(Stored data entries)
-- Start --

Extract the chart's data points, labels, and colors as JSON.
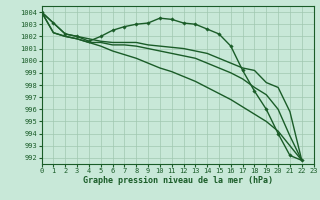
{
  "title": "Graphe pression niveau de la mer (hPa)",
  "bg_color": "#c8e8d8",
  "grid_color": "#a0c8b0",
  "line_color": "#1a5c28",
  "xlim": [
    0,
    23
  ],
  "ylim": [
    991.5,
    1004.5
  ],
  "yticks": [
    992,
    993,
    994,
    995,
    996,
    997,
    998,
    999,
    1000,
    1001,
    1002,
    1003,
    1004
  ],
  "xticks": [
    0,
    1,
    2,
    3,
    4,
    5,
    6,
    7,
    8,
    9,
    10,
    11,
    12,
    13,
    14,
    15,
    16,
    17,
    18,
    19,
    20,
    21,
    22,
    23
  ],
  "series": [
    {
      "x": [
        0,
        1,
        2,
        3,
        4,
        5,
        6,
        7,
        8,
        9,
        10,
        11,
        12,
        13,
        14,
        15,
        16,
        17,
        18,
        19,
        20,
        21,
        22
      ],
      "y": [
        1004.0,
        1003.1,
        1002.2,
        1002.0,
        1001.6,
        1002.0,
        1002.5,
        1002.8,
        1003.0,
        1003.1,
        1003.5,
        1003.4,
        1003.1,
        1003.0,
        1002.6,
        1002.2,
        1001.2,
        999.2,
        997.5,
        996.0,
        994.0,
        992.2,
        991.8
      ],
      "marker": true,
      "linewidth": 1.0
    },
    {
      "x": [
        0,
        1,
        2,
        3,
        4,
        5,
        6,
        7,
        8,
        9,
        10,
        11,
        12,
        13,
        14,
        15,
        16,
        17,
        18,
        19,
        20,
        21,
        22
      ],
      "y": [
        1004.0,
        1003.1,
        1002.2,
        1002.0,
        1001.8,
        1001.6,
        1001.5,
        1001.5,
        1001.5,
        1001.3,
        1001.2,
        1001.1,
        1001.0,
        1000.8,
        1000.6,
        1000.2,
        999.8,
        999.4,
        999.2,
        998.2,
        997.8,
        995.8,
        991.8
      ],
      "marker": false,
      "linewidth": 1.0
    },
    {
      "x": [
        0,
        1,
        2,
        3,
        4,
        5,
        6,
        7,
        8,
        9,
        10,
        11,
        12,
        13,
        14,
        15,
        16,
        17,
        18,
        19,
        20,
        21,
        22
      ],
      "y": [
        1004.0,
        1002.3,
        1002.0,
        1001.8,
        1001.5,
        1001.2,
        1000.8,
        1000.5,
        1000.2,
        999.8,
        999.4,
        999.1,
        998.7,
        998.3,
        997.8,
        997.3,
        996.8,
        996.2,
        995.6,
        995.0,
        994.2,
        993.0,
        991.8
      ],
      "marker": false,
      "linewidth": 1.0
    },
    {
      "x": [
        0,
        1,
        2,
        3,
        4,
        5,
        6,
        7,
        8,
        9,
        10,
        11,
        12,
        13,
        14,
        15,
        16,
        17,
        18,
        19,
        20,
        21,
        22
      ],
      "y": [
        1004.0,
        1002.3,
        1002.0,
        1001.8,
        1001.5,
        1001.5,
        1001.3,
        1001.3,
        1001.2,
        1001.0,
        1000.8,
        1000.6,
        1000.4,
        1000.2,
        999.8,
        999.4,
        999.0,
        998.5,
        997.8,
        997.2,
        996.0,
        993.8,
        991.8
      ],
      "marker": false,
      "linewidth": 1.0
    }
  ]
}
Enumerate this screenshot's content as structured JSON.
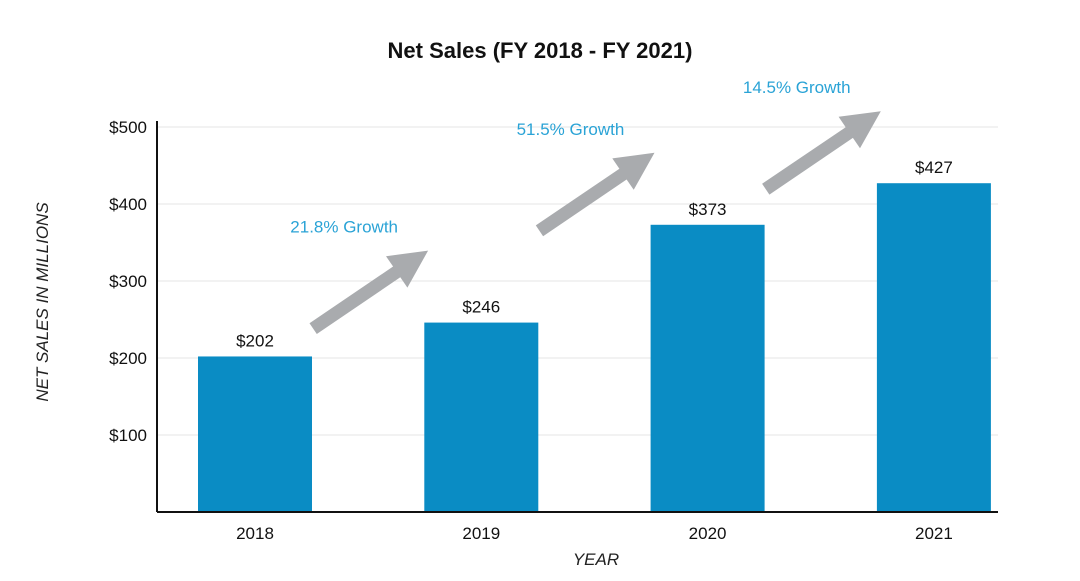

-- End --

## Job
Go through the listing above and write it out again exactly, dropping the pictures.

## Solution
Extract the chart's data points, labels, and colors as JSON.
{
  "title": "Graphe pression niveau de la mer (hPa)",
  "bg_color": "#c8e8d8",
  "grid_color": "#a0c8b0",
  "line_color": "#1a5c28",
  "xlim": [
    0,
    23
  ],
  "ylim": [
    991.5,
    1004.5
  ],
  "yticks": [
    992,
    993,
    994,
    995,
    996,
    997,
    998,
    999,
    1000,
    1001,
    1002,
    1003,
    1004
  ],
  "xticks": [
    0,
    1,
    2,
    3,
    4,
    5,
    6,
    7,
    8,
    9,
    10,
    11,
    12,
    13,
    14,
    15,
    16,
    17,
    18,
    19,
    20,
    21,
    22,
    23
  ],
  "series": [
    {
      "x": [
        0,
        1,
        2,
        3,
        4,
        5,
        6,
        7,
        8,
        9,
        10,
        11,
        12,
        13,
        14,
        15,
        16,
        17,
        18,
        19,
        20,
        21,
        22
      ],
      "y": [
        1004.0,
        1003.1,
        1002.2,
        1002.0,
        1001.6,
        1002.0,
        1002.5,
        1002.8,
        1003.0,
        1003.1,
        1003.5,
        1003.4,
        1003.1,
        1003.0,
        1002.6,
        1002.2,
        1001.2,
        999.2,
        997.5,
        996.0,
        994.0,
        992.2,
        991.8
      ],
      "marker": true,
      "linewidth": 1.0
    },
    {
      "x": [
        0,
        1,
        2,
        3,
        4,
        5,
        6,
        7,
        8,
        9,
        10,
        11,
        12,
        13,
        14,
        15,
        16,
        17,
        18,
        19,
        20,
        21,
        22
      ],
      "y": [
        1004.0,
        1003.1,
        1002.2,
        1002.0,
        1001.8,
        1001.6,
        1001.5,
        1001.5,
        1001.5,
        1001.3,
        1001.2,
        1001.1,
        1001.0,
        1000.8,
        1000.6,
        1000.2,
        999.8,
        999.4,
        999.2,
        998.2,
        997.8,
        995.8,
        991.8
      ],
      "marker": false,
      "linewidth": 1.0
    },
    {
      "x": [
        0,
        1,
        2,
        3,
        4,
        5,
        6,
        7,
        8,
        9,
        10,
        11,
        12,
        13,
        14,
        15,
        16,
        17,
        18,
        19,
        20,
        21,
        22
      ],
      "y": [
        1004.0,
        1002.3,
        1002.0,
        1001.8,
        1001.5,
        1001.2,
        1000.8,
        1000.5,
        1000.2,
        999.8,
        999.4,
        999.1,
        998.7,
        998.3,
        997.8,
        997.3,
        996.8,
        996.2,
        995.6,
        995.0,
        994.2,
        993.0,
        991.8
      ],
      "marker": false,
      "linewidth": 1.0
    },
    {
      "x": [
        0,
        1,
        2,
        3,
        4,
        5,
        6,
        7,
        8,
        9,
        10,
        11,
        12,
        13,
        14,
        15,
        16,
        17,
        18,
        19,
        20,
        21,
        22
      ],
      "y": [
        1004.0,
        1002.3,
        1002.0,
        1001.8,
        1001.5,
        1001.5,
        1001.3,
        1001.3,
        1001.2,
        1001.0,
        1000.8,
        1000.6,
        1000.4,
        1000.2,
        999.8,
        999.4,
        999.0,
        998.5,
        997.8,
        997.2,
        996.0,
        993.8,
        991.8
      ],
      "marker": false,
      "linewidth": 1.0
    }
  ]
}
Enumerate this screenshot's content as structured JSON.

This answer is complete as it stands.